## Available data
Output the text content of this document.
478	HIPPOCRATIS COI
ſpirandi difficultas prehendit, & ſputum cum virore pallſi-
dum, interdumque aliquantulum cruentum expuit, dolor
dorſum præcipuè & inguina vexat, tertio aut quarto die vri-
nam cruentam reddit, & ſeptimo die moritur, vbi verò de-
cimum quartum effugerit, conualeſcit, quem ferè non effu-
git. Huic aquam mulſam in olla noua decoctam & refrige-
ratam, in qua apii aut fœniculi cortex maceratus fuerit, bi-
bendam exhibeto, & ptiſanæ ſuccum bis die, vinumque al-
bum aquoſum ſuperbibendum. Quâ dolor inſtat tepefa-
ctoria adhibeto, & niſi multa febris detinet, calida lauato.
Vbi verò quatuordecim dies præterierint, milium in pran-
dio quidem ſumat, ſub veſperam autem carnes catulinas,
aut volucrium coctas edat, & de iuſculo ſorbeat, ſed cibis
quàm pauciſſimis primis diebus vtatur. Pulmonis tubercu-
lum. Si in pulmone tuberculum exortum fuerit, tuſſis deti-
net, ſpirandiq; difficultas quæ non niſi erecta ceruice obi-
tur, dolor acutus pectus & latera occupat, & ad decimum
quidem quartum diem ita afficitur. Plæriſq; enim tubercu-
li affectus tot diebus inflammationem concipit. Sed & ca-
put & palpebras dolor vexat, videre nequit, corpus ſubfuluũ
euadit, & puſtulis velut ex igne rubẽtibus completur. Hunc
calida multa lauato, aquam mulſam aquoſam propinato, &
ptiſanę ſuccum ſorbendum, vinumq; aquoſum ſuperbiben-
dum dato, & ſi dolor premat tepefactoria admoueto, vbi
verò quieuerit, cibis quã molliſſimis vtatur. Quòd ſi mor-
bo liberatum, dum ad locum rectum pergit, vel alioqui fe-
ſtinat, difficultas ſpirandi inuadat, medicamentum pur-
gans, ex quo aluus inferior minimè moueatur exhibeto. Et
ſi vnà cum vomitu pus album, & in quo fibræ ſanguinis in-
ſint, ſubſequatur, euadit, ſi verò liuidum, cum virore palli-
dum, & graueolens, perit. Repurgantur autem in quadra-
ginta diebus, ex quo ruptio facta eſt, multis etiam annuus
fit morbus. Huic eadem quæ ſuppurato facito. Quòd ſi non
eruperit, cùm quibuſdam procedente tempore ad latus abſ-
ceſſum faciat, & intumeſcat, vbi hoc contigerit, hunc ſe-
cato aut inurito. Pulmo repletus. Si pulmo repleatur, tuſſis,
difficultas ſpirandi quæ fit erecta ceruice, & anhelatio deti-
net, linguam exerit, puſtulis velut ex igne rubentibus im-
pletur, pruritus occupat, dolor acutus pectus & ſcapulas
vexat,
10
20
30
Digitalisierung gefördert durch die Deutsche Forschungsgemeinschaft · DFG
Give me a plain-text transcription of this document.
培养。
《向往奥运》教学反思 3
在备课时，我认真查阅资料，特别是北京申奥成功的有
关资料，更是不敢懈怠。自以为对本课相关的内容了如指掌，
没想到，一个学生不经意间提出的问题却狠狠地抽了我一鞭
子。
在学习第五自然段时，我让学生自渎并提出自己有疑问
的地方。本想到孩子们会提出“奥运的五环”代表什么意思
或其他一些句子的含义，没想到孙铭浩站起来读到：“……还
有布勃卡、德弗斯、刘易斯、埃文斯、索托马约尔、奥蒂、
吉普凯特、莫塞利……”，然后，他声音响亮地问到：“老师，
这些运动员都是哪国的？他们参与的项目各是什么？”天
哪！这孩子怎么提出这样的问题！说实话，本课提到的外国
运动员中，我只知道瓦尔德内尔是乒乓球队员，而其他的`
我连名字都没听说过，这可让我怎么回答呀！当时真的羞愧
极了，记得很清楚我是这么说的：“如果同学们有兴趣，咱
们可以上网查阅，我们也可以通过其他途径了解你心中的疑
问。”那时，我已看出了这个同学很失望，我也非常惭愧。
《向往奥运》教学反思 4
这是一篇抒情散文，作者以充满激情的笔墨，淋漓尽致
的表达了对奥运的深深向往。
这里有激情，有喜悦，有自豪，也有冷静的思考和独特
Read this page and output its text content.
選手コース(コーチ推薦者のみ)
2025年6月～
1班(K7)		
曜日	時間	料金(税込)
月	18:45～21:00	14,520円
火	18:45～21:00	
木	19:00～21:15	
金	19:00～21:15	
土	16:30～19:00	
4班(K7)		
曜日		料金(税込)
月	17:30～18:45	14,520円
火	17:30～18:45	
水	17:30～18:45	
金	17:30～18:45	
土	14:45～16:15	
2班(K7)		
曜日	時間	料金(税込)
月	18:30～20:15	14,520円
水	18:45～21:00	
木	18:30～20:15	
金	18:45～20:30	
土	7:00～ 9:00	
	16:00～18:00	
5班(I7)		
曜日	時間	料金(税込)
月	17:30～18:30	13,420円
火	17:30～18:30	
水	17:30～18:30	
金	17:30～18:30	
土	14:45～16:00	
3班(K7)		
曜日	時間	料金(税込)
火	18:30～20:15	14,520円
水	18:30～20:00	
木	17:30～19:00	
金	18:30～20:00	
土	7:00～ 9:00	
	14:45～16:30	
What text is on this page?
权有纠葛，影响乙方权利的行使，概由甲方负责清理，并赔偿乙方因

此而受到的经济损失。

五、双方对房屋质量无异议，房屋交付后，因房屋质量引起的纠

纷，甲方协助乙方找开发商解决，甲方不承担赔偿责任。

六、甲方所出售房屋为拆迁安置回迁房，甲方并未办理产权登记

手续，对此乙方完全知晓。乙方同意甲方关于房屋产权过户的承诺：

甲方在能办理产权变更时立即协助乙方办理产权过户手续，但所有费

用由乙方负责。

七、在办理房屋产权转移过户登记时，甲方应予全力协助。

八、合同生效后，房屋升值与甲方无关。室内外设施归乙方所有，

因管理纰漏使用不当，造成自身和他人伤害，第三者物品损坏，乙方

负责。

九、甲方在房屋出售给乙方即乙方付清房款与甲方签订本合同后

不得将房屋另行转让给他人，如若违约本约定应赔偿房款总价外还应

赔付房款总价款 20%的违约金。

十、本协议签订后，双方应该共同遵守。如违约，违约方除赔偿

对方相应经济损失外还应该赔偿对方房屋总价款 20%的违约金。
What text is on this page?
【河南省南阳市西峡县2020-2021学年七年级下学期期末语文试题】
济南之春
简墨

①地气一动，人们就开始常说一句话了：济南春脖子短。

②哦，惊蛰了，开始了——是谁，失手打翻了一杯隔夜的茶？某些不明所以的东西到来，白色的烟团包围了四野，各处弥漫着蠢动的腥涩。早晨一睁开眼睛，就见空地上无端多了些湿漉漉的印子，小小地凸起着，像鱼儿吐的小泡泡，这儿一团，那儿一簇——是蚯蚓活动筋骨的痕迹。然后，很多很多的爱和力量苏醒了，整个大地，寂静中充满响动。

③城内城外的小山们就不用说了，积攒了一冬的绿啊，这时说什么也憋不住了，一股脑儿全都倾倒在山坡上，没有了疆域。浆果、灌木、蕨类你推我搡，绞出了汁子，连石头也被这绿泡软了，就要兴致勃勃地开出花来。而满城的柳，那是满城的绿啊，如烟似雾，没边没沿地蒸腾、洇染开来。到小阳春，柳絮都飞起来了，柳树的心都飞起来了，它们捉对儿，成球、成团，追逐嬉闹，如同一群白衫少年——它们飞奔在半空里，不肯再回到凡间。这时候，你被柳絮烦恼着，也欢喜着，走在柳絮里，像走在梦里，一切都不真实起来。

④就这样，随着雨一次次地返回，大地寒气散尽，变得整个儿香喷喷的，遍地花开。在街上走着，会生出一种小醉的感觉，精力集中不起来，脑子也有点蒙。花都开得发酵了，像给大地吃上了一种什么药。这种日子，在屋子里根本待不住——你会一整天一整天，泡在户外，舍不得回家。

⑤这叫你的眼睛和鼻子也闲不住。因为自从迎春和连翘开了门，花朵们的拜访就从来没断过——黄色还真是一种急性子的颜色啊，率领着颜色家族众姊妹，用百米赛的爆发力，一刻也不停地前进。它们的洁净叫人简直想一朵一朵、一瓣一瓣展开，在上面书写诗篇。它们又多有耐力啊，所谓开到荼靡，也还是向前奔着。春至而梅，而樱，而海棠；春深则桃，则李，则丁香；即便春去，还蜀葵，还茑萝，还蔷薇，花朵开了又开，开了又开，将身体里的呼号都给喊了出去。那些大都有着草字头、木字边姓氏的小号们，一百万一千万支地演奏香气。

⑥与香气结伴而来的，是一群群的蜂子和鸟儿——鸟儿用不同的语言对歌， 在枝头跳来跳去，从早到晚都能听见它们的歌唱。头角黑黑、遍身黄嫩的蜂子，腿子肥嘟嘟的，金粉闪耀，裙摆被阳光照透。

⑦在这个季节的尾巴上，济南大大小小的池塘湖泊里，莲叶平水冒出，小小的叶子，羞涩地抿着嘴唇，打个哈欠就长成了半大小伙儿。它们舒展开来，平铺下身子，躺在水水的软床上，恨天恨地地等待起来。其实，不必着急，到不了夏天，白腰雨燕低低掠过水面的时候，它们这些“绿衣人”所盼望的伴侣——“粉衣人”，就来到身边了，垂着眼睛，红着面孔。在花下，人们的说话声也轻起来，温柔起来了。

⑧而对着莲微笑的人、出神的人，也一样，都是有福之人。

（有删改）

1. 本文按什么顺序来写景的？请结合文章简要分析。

## What you have to do
Find each line in the records holding the string "this" and show it.

## Reply
Output the text content of this document.
Give me a plain-text transcription of this document.
Read this page and output its text content.
What text is on this page?
What text is on this page?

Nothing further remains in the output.